→ WHAT THE TASK REQUIRES
Reproduce each line bearing the word "name".

[Start of TASK MATERIAL]

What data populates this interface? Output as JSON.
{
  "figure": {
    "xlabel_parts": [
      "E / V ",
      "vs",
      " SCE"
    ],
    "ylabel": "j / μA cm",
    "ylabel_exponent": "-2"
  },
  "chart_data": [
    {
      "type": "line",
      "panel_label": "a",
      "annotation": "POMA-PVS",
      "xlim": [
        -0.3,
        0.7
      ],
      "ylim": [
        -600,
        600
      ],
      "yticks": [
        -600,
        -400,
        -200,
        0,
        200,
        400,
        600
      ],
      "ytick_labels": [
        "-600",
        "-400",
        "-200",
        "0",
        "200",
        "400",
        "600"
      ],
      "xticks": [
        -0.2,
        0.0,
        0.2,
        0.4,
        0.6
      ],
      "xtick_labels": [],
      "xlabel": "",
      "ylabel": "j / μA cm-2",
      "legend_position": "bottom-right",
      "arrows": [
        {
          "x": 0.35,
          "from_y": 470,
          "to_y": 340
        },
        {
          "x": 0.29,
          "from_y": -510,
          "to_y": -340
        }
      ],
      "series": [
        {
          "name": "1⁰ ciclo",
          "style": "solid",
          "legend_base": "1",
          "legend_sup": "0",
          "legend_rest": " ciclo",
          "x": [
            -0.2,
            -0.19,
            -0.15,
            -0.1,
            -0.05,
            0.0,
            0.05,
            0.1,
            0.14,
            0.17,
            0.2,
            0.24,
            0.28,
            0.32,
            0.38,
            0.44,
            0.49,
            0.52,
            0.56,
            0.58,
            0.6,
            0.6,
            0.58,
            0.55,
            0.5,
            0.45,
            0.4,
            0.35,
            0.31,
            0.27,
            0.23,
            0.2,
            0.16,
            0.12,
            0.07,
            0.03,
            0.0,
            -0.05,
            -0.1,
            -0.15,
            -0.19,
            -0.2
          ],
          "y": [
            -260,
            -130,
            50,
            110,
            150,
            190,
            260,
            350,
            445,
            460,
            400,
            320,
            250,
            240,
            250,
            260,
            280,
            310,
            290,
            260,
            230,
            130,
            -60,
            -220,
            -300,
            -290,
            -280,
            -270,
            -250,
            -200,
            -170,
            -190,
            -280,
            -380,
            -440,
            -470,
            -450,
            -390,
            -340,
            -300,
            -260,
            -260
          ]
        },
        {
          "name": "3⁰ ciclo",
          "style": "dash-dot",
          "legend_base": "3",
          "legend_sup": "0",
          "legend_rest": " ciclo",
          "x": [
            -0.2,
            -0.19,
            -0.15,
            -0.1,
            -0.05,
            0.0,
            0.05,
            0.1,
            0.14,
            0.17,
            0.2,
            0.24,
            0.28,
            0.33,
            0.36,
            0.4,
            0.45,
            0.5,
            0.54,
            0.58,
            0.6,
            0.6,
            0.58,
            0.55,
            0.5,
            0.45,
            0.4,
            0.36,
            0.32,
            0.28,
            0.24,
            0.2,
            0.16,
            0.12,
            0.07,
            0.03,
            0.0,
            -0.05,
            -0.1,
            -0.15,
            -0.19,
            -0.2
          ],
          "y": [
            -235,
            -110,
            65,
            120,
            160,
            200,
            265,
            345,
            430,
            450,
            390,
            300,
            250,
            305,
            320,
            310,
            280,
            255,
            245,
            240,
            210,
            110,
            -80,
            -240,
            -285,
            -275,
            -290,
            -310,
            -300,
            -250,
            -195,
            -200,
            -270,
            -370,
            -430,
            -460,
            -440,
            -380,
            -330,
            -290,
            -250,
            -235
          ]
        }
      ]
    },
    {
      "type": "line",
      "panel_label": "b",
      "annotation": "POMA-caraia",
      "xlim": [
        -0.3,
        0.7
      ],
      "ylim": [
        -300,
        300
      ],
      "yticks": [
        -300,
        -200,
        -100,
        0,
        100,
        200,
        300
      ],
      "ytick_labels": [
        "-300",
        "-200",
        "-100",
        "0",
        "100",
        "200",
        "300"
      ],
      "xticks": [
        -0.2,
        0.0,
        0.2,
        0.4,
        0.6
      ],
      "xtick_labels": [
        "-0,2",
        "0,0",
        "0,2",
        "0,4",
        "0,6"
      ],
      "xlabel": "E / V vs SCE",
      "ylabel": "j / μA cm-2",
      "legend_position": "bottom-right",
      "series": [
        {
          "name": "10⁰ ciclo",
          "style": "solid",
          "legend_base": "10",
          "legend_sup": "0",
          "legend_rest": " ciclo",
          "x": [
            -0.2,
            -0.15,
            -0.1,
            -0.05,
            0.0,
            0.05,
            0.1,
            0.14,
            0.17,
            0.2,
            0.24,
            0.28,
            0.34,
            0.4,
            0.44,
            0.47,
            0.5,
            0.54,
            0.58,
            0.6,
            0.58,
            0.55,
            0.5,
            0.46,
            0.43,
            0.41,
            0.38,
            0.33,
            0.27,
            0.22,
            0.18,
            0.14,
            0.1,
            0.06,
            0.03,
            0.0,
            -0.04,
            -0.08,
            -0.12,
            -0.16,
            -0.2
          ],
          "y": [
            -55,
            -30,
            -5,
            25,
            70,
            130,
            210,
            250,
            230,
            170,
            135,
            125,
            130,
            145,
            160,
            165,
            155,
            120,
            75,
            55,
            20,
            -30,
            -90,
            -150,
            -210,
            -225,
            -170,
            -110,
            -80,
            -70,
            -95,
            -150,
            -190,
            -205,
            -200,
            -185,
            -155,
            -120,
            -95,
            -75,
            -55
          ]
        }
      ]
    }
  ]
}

[End of TASK MATERIAL]

→ TASK SOLUTION
          "name": "1⁰ ciclo",
          "name": "3⁰ ciclo",
          "name": "10⁰ ciclo",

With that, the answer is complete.